# Information given

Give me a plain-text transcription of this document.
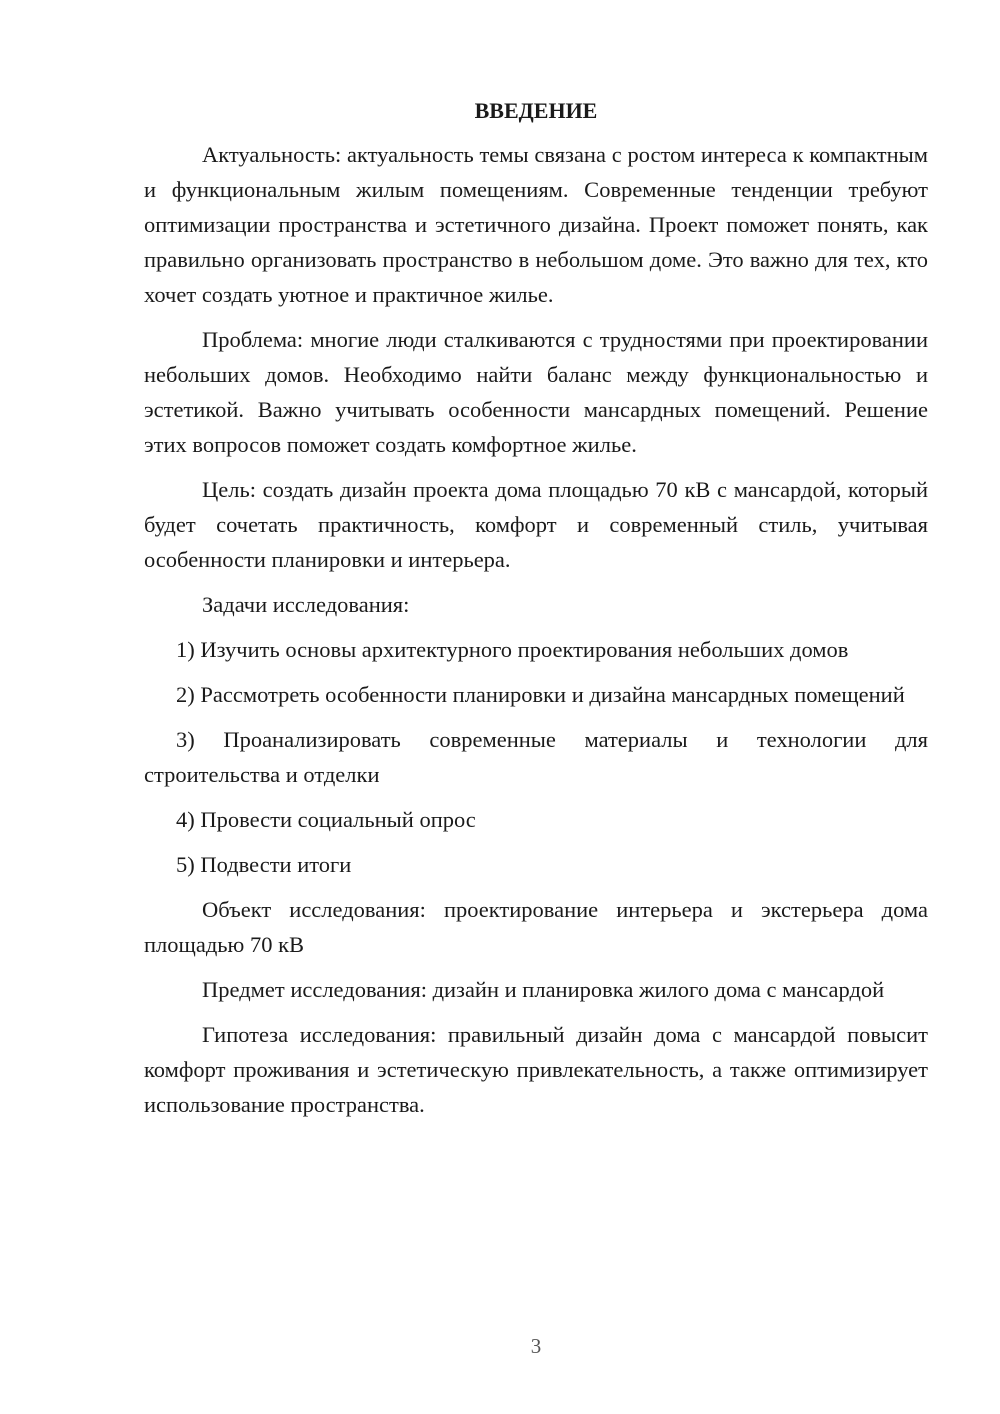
ВВЕДЕНИЕ

Актуальность: актуальность темы связана с ростом интереса к компактным и функциональным жилым помещениям. Современные тенденции требуют оптимизации пространства и эстетичного дизайна. Проект поможет понять, как правильно организовать пространство в небольшом доме. Это важно для тех, кто хочет создать уютное и практичное жилье.

Проблема: многие люди сталкиваются с трудностями при проектировании небольших домов. Необходимо найти баланс между функциональностью и эстетикой. Важно учитывать особенности мансардных помещений. Решение этих вопросов поможет создать комфортное жилье.

Цель: создать дизайн проекта дома площадью 70 кВ с мансардой, который будет сочетать практичность, комфорт и современный стиль, учитывая особенности планировки и интерьера.

Задачи исследования:

1) Изучить основы архитектурного проектирования небольших домов

2) Рассмотреть особенности планировки и дизайна мансардных помещений

3) Проанализировать современные материалы и технологии для строительства и отделки

4) Провести социальный опрос

5) Подвести итоги

Объект исследования: проектирование интерьера и экстерьера дома площадью 70 кВ

Предмет исследования: дизайн и планировка жилого дома с мансардой

Гипотеза исследования: правильный дизайн дома с мансардой повысит комфорт проживания и эстетическую привлекательность, а также оптимизирует использование пространства.

3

# Work instructions
Reproduce the whole listing word for word, setting aside any pictures.

# Task solution
Give me a plain-text transcription of this document.
ВВЕДЕНИЕ

Актуальность: актуальность темы связана с ростом интереса к компактным и функциональным жилым помещениям. Современные тенденции требуют оптимизации пространства и эстетичного дизайна. Проект поможет понять, как правильно организовать пространство в небольшом доме. Это важно для тех, кто хочет создать уютное и практичное жилье.

Проблема: многие люди сталкиваются с трудностями при проектировании небольших домов. Необходимо найти баланс между функциональностью и эстетикой. Важно учитывать особенности мансардных помещений. Решение этих вопросов поможет создать комфортное жилье.

Цель: создать дизайн проекта дома площадью 70 кВ с мансардой, который будет сочетать практичность, комфорт и современный стиль, учитывая особенности планировки и интерьера.

Задачи исследования:

1) Изучить основы архитектурного проектирования небольших домов

2) Рассмотреть особенности планировки и дизайна мансардных помещений

3) Проанализировать современные материалы и технологии для строительства и отделки

4) Провести социальный опрос

5) Подвести итоги

Объект исследования: проектирование интерьера и экстерьера дома площадью 70 кВ

Предмет исследования: дизайн и планировка жилого дома с мансардой

Гипотеза исследования: правильный дизайн дома с мансардой повысит комфорт проживания и эстетическую привлекательность, а также оптимизирует использование пространства.

3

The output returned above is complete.